**What the exercise asks:**
Below are the entries; state how many of their lines contain the string "backprop", and nothing more.

--- Begin ---

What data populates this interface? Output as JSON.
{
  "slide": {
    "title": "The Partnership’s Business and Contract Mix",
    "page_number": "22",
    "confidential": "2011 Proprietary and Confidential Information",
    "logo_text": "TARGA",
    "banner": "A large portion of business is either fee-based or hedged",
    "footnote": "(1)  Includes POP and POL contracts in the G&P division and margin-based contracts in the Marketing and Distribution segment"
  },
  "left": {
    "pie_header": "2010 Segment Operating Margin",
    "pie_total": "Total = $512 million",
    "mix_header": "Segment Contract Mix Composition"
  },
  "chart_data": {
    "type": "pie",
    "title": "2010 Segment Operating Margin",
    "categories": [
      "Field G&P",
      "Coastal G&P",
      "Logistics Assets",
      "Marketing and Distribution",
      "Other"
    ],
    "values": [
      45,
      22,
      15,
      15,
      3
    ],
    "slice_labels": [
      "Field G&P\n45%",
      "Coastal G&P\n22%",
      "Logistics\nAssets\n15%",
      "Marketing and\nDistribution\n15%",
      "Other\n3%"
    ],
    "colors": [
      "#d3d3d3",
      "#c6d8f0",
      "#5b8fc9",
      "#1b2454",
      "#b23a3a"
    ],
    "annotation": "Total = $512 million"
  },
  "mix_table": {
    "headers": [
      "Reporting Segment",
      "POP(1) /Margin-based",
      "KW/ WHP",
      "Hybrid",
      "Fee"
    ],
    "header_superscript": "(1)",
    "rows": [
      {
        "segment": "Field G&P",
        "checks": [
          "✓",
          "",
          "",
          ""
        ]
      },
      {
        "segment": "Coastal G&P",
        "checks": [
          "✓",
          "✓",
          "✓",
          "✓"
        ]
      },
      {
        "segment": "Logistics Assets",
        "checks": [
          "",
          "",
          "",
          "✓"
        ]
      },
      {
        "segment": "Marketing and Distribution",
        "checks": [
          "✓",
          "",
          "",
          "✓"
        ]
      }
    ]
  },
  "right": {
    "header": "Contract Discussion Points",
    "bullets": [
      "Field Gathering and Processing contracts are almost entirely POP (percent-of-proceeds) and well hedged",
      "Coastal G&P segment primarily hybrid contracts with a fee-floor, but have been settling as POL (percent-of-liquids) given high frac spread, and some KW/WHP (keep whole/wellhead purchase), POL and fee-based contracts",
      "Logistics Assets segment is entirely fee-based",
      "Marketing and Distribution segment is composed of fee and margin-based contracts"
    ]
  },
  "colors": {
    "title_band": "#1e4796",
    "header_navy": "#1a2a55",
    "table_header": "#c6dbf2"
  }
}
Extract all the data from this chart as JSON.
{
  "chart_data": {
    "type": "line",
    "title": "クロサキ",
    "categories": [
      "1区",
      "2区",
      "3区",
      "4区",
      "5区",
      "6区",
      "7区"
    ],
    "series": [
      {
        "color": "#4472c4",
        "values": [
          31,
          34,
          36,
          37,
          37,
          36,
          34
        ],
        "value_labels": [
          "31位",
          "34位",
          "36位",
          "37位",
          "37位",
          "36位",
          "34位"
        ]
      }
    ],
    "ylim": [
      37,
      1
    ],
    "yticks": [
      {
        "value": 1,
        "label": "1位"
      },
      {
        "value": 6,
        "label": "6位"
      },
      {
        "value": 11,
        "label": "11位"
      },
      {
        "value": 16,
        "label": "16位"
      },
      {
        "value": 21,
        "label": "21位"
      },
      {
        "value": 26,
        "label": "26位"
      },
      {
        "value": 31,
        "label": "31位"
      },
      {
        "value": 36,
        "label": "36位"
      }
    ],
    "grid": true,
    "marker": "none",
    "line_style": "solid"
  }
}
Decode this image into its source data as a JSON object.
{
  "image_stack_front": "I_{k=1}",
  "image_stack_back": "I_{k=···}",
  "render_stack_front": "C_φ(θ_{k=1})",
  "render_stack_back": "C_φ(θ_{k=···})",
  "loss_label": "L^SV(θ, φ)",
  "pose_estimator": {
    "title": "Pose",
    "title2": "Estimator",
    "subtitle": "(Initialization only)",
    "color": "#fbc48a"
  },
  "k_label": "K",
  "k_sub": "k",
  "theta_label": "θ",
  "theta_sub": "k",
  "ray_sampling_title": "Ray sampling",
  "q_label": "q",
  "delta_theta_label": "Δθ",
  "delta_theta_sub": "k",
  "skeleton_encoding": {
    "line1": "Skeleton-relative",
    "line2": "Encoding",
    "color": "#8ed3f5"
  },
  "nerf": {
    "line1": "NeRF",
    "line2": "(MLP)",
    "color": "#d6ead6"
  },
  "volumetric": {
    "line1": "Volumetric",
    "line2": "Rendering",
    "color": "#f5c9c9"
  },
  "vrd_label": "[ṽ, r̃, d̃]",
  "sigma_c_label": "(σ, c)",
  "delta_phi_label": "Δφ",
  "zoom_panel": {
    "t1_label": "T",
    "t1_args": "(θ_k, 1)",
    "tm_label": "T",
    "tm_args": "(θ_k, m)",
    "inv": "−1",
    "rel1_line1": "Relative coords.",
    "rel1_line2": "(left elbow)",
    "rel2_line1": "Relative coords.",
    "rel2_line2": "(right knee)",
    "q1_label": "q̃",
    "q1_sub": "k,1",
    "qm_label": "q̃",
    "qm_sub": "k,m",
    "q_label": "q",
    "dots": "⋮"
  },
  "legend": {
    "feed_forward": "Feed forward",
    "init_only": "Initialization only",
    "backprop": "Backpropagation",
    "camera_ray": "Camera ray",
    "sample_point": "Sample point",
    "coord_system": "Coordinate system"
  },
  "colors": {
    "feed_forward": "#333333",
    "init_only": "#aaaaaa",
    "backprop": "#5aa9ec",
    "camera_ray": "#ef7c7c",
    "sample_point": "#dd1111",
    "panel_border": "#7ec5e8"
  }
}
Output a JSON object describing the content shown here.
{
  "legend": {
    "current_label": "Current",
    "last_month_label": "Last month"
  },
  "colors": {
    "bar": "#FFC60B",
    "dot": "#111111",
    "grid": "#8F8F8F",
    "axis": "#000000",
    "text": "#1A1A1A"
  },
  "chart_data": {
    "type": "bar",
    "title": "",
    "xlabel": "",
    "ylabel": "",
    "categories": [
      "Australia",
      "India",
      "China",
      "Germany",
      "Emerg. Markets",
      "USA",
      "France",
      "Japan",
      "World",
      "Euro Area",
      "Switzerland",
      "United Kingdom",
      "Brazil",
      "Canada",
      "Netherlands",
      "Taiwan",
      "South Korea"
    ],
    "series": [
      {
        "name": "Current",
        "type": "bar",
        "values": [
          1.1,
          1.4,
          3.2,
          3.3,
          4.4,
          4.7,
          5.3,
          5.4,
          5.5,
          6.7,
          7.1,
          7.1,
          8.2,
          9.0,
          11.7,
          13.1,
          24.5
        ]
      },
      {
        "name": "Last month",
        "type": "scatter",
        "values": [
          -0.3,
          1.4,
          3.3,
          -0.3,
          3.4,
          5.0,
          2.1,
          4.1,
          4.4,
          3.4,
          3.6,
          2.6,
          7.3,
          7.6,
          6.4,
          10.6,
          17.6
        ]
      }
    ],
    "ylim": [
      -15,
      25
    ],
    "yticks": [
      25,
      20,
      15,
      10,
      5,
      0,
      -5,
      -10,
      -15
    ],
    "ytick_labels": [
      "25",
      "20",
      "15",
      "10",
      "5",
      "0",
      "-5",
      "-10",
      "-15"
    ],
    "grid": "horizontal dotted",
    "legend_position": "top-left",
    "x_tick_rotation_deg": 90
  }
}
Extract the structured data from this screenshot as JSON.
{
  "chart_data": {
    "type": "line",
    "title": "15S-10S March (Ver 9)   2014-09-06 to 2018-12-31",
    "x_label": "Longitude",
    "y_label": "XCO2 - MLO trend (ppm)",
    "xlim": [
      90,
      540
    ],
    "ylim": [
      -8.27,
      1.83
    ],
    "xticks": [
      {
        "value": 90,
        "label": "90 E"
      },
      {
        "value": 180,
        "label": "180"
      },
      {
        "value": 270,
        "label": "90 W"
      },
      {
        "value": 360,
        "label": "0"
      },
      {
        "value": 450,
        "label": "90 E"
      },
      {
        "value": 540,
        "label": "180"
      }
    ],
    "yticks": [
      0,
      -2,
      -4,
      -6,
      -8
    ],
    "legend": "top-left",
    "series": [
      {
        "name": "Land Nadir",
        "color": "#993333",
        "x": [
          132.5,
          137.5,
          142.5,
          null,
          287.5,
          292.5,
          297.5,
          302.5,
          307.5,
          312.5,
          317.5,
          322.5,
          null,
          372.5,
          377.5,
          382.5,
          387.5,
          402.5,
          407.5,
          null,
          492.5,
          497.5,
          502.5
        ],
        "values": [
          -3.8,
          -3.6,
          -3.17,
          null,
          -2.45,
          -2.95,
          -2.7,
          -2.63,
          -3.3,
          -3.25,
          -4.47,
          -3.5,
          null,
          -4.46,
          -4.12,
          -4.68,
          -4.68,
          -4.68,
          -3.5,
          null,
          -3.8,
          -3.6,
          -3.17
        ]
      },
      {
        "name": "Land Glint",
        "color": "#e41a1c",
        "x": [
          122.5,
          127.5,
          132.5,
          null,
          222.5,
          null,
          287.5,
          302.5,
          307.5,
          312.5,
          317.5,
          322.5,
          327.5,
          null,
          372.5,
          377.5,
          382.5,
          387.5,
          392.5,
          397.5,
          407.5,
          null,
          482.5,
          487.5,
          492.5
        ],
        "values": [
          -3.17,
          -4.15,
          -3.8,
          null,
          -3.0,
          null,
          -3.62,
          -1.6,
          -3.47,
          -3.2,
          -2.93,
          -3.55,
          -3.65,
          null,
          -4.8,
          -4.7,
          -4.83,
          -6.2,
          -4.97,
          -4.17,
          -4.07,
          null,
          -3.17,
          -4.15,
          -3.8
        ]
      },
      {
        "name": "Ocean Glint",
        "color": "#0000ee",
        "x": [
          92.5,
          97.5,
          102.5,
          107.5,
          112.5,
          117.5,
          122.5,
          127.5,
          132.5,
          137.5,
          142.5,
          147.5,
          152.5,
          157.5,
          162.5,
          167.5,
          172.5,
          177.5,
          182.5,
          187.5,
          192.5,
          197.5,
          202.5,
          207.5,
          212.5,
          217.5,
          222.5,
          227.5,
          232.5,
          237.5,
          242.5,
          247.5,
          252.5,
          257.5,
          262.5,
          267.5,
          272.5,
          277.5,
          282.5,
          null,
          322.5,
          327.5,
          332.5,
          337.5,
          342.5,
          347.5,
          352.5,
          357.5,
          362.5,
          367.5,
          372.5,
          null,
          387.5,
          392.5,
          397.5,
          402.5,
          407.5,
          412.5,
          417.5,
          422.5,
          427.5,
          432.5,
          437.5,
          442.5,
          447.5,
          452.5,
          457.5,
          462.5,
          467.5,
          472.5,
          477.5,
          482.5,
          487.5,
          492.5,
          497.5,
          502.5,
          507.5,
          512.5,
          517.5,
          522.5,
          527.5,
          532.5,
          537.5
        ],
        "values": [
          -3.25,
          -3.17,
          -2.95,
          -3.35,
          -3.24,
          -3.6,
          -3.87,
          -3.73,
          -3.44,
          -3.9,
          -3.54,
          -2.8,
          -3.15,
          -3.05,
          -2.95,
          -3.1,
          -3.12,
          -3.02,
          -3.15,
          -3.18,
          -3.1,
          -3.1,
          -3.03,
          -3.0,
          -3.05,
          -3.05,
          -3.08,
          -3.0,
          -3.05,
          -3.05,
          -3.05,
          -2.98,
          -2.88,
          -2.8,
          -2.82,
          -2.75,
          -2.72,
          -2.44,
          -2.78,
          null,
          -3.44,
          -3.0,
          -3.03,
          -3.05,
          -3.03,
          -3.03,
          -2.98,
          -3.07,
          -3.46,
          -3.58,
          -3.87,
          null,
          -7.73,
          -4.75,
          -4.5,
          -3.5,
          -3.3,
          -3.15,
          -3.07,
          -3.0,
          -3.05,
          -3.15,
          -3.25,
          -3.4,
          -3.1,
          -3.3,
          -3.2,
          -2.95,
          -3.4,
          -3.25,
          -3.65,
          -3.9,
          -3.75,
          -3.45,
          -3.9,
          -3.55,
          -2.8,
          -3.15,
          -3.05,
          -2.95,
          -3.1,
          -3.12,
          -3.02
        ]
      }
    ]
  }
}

--- End ---

**Exercise result:**
2